§ **What to do**
Copy the entries below, switching "asset-thumbnail" to "asset-preview" everywhere it appears and leaving everything else unchanged.

§ **Records shown**
-- start --

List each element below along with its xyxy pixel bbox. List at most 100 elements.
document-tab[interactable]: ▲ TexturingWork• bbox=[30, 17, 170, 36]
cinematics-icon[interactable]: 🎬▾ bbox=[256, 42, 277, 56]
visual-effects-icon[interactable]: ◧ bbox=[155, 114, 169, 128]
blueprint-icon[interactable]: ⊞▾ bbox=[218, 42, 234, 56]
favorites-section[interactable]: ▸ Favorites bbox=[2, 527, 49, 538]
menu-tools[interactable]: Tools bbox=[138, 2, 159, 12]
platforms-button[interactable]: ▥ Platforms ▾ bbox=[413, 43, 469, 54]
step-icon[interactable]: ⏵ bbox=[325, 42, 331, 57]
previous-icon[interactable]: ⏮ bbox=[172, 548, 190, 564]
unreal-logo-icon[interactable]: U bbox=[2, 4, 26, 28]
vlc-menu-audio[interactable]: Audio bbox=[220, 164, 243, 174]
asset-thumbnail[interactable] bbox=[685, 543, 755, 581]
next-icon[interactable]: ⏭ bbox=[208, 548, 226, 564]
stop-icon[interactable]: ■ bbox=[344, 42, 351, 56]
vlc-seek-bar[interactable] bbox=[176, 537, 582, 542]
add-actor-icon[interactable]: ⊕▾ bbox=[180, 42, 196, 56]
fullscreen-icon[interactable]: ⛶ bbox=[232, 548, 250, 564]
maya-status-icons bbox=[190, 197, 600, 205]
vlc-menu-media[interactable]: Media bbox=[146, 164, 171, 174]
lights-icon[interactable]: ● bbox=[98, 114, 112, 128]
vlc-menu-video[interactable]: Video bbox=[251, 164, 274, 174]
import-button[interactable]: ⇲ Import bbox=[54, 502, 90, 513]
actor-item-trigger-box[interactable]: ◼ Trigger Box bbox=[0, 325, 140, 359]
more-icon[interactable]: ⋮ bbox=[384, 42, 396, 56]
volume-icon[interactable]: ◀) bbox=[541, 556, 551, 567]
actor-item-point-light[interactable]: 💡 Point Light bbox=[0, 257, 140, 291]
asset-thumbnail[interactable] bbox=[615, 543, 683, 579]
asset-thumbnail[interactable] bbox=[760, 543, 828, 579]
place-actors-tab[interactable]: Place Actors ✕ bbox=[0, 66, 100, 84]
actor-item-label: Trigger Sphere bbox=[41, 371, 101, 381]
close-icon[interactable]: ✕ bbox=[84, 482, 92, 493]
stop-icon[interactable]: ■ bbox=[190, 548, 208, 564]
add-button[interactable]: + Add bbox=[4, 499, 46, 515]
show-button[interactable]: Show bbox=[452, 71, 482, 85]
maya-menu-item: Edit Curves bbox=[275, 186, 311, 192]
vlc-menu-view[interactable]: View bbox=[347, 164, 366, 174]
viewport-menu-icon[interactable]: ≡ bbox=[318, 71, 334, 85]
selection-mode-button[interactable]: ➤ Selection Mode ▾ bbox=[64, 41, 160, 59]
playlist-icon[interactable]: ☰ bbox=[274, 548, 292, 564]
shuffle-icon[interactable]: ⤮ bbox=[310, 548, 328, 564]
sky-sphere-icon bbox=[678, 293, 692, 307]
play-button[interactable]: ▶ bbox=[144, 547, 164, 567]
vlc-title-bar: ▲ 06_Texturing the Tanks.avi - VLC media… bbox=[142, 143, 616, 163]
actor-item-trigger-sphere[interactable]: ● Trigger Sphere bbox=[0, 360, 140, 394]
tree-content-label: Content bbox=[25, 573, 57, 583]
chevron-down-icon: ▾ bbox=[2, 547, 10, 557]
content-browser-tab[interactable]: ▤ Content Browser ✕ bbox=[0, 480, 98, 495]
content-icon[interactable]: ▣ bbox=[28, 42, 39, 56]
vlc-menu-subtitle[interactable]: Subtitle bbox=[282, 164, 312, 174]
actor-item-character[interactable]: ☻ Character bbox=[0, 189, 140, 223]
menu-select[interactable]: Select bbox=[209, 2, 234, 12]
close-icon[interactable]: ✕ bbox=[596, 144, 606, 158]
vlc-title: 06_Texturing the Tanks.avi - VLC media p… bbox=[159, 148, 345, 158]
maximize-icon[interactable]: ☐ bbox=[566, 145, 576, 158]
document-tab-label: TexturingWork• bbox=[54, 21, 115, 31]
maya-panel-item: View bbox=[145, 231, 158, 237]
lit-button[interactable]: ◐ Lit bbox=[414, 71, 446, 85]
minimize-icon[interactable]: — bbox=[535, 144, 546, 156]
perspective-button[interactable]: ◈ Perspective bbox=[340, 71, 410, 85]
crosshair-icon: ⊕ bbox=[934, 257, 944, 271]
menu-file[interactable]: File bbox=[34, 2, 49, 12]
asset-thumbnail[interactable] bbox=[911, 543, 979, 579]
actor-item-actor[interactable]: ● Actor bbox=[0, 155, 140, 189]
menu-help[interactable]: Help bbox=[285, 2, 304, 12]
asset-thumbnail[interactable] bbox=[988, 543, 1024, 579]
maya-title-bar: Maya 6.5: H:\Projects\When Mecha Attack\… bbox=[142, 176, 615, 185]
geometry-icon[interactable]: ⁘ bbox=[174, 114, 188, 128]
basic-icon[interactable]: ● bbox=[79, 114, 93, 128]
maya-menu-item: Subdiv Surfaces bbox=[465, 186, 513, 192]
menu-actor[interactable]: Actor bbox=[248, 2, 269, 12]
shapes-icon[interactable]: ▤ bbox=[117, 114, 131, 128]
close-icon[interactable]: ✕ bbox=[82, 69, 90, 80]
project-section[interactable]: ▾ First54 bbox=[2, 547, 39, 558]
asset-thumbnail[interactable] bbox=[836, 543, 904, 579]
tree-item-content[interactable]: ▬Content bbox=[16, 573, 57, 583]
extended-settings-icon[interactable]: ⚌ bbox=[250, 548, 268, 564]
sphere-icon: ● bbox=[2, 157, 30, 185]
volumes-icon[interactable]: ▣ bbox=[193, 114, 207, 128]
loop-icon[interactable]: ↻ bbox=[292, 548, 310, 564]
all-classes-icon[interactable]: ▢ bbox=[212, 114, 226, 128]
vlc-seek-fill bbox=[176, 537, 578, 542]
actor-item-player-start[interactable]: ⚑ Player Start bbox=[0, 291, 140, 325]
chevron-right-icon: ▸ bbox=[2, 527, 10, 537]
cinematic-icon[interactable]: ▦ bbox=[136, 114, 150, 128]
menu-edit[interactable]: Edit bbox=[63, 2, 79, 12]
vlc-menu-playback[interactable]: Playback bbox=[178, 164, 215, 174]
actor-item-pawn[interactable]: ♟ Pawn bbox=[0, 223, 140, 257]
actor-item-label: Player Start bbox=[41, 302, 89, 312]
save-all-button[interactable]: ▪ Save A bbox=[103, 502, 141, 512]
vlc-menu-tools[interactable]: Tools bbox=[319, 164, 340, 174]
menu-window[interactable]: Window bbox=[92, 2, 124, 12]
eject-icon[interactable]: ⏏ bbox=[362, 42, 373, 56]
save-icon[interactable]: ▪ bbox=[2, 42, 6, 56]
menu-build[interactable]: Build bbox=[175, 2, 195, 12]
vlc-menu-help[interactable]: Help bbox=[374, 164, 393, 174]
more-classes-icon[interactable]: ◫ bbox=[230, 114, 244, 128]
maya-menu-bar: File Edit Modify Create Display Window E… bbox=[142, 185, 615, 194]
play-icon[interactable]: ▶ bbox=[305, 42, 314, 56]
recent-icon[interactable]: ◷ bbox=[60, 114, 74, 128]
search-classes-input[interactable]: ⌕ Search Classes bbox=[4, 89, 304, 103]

-- end --

§ **Expected answer**
List each element below along with its xyxy pixel bbox. List at most 100 elements.
document-tab[interactable]: ▲ TexturingWork• bbox=[30, 17, 170, 36]
cinematics-icon[interactable]: 🎬▾ bbox=[256, 42, 277, 56]
visual-effects-icon[interactable]: ◧ bbox=[155, 114, 169, 128]
blueprint-icon[interactable]: ⊞▾ bbox=[218, 42, 234, 56]
favorites-section[interactable]: ▸ Favorites bbox=[2, 527, 49, 538]
menu-tools[interactable]: Tools bbox=[138, 2, 159, 12]
platforms-button[interactable]: ▥ Platforms ▾ bbox=[413, 43, 469, 54]
step-icon[interactable]: ⏵ bbox=[325, 42, 331, 57]
previous-icon[interactable]: ⏮ bbox=[172, 548, 190, 564]
unreal-logo-icon[interactable]: U bbox=[2, 4, 26, 28]
vlc-menu-audio[interactable]: Audio bbox=[220, 164, 243, 174]
asset-preview[interactable] bbox=[685, 543, 755, 581]
next-icon[interactable]: ⏭ bbox=[208, 548, 226, 564]
stop-icon[interactable]: ■ bbox=[344, 42, 351, 56]
vlc-seek-bar[interactable] bbox=[176, 537, 582, 542]
add-actor-icon[interactable]: ⊕▾ bbox=[180, 42, 196, 56]
fullscreen-icon[interactable]: ⛶ bbox=[232, 548, 250, 564]
maya-status-icons bbox=[190, 197, 600, 205]
vlc-menu-media[interactable]: Media bbox=[146, 164, 171, 174]
lights-icon[interactable]: ● bbox=[98, 114, 112, 128]
vlc-menu-video[interactable]: Video bbox=[251, 164, 274, 174]
import-button[interactable]: ⇲ Import bbox=[54, 502, 90, 513]
actor-item-trigger-box[interactable]: ◼ Trigger Box bbox=[0, 325, 140, 359]
more-icon[interactable]: ⋮ bbox=[384, 42, 396, 56]
volume-icon[interactable]: ◀) bbox=[541, 556, 551, 567]
actor-item-point-light[interactable]: 💡 Point Light bbox=[0, 257, 140, 291]
asset-preview[interactable] bbox=[615, 543, 683, 579]
asset-preview[interactable] bbox=[760, 543, 828, 579]
place-actors-tab[interactable]: Place Actors ✕ bbox=[0, 66, 100, 84]
actor-item-label: Trigger Sphere bbox=[41, 371, 101, 381]
close-icon[interactable]: ✕ bbox=[84, 482, 92, 493]
stop-icon[interactable]: ■ bbox=[190, 548, 208, 564]
add-button[interactable]: + Add bbox=[4, 499, 46, 515]
show-button[interactable]: Show bbox=[452, 71, 482, 85]
maya-menu-item: Edit Curves bbox=[275, 186, 311, 192]
vlc-menu-view[interactable]: View bbox=[347, 164, 366, 174]
viewport-menu-icon[interactable]: ≡ bbox=[318, 71, 334, 85]
selection-mode-button[interactable]: ➤ Selection Mode ▾ bbox=[64, 41, 160, 59]
playlist-icon[interactable]: ☰ bbox=[274, 548, 292, 564]
shuffle-icon[interactable]: ⤮ bbox=[310, 548, 328, 564]
sky-sphere-icon bbox=[678, 293, 692, 307]
play-button[interactable]: ▶ bbox=[144, 547, 164, 567]
vlc-title-bar: ▲ 06_Texturing the Tanks.avi - VLC media… bbox=[142, 143, 616, 163]
actor-item-trigger-sphere[interactable]: ● Trigger Sphere bbox=[0, 360, 140, 394]
tree-content-label: Content bbox=[25, 573, 57, 583]
chevron-down-icon: ▾ bbox=[2, 547, 10, 557]
content-browser-tab[interactable]: ▤ Content Browser ✕ bbox=[0, 480, 98, 495]
content-icon[interactable]: ▣ bbox=[28, 42, 39, 56]
vlc-menu-subtitle[interactable]: Subtitle bbox=[282, 164, 312, 174]
actor-item-character[interactable]: ☻ Character bbox=[0, 189, 140, 223]
menu-select[interactable]: Select bbox=[209, 2, 234, 12]
close-icon[interactable]: ✕ bbox=[596, 144, 606, 158]
vlc-title: 06_Texturing the Tanks.avi - VLC media p… bbox=[159, 148, 345, 158]
maximize-icon[interactable]: ☐ bbox=[566, 145, 576, 158]
document-tab-label: TexturingWork• bbox=[54, 21, 115, 31]
maya-panel-item: View bbox=[145, 231, 158, 237]
lit-button[interactable]: ◐ Lit bbox=[414, 71, 446, 85]
minimize-icon[interactable]: — bbox=[535, 144, 546, 156]
perspective-button[interactable]: ◈ Perspective bbox=[340, 71, 410, 85]
crosshair-icon: ⊕ bbox=[934, 257, 944, 271]
menu-file[interactable]: File bbox=[34, 2, 49, 12]
asset-preview[interactable] bbox=[911, 543, 979, 579]
actor-item-actor[interactable]: ● Actor bbox=[0, 155, 140, 189]
menu-help[interactable]: Help bbox=[285, 2, 304, 12]
asset-preview[interactable] bbox=[988, 543, 1024, 579]
maya-title-bar: Maya 6.5: H:\Projects\When Mecha Attack\… bbox=[142, 176, 615, 185]
geometry-icon[interactable]: ⁘ bbox=[174, 114, 188, 128]
basic-icon[interactable]: ● bbox=[79, 114, 93, 128]
maya-menu-item: Subdiv Surfaces bbox=[465, 186, 513, 192]
menu-actor[interactable]: Actor bbox=[248, 2, 269, 12]
shapes-icon[interactable]: ▤ bbox=[117, 114, 131, 128]
close-icon[interactable]: ✕ bbox=[82, 69, 90, 80]
project-section[interactable]: ▾ First54 bbox=[2, 547, 39, 558]
asset-preview[interactable] bbox=[836, 543, 904, 579]
tree-item-content[interactable]: ▬Content bbox=[16, 573, 57, 583]
extended-settings-icon[interactable]: ⚌ bbox=[250, 548, 268, 564]
sphere-icon: ● bbox=[2, 157, 30, 185]
volumes-icon[interactable]: ▣ bbox=[193, 114, 207, 128]
loop-icon[interactable]: ↻ bbox=[292, 548, 310, 564]
all-classes-icon[interactable]: ▢ bbox=[212, 114, 226, 128]
vlc-seek-fill bbox=[176, 537, 578, 542]
actor-item-player-start[interactable]: ⚑ Player Start bbox=[0, 291, 140, 325]
chevron-right-icon: ▸ bbox=[2, 527, 10, 537]
cinematic-icon[interactable]: ▦ bbox=[136, 114, 150, 128]
menu-edit[interactable]: Edit bbox=[63, 2, 79, 12]
vlc-menu-playback[interactable]: Playback bbox=[178, 164, 215, 174]
actor-item-pawn[interactable]: ♟ Pawn bbox=[0, 223, 140, 257]
actor-item-label: Player Start bbox=[41, 302, 89, 312]
save-all-button[interactable]: ▪ Save A bbox=[103, 502, 141, 512]
vlc-menu-tools[interactable]: Tools bbox=[319, 164, 340, 174]
menu-window[interactable]: Window bbox=[92, 2, 124, 12]
eject-icon[interactable]: ⏏ bbox=[362, 42, 373, 56]
save-icon[interactable]: ▪ bbox=[2, 42, 6, 56]
menu-build[interactable]: Build bbox=[175, 2, 195, 12]
vlc-menu-help[interactable]: Help bbox=[374, 164, 393, 174]
more-classes-icon[interactable]: ◫ bbox=[230, 114, 244, 128]
maya-menu-bar: File Edit Modify Create Display Window E… bbox=[142, 185, 615, 194]
play-icon[interactable]: ▶ bbox=[305, 42, 314, 56]
recent-icon[interactable]: ◷ bbox=[60, 114, 74, 128]
search-classes-input[interactable]: ⌕ Search Classes bbox=[4, 89, 304, 103]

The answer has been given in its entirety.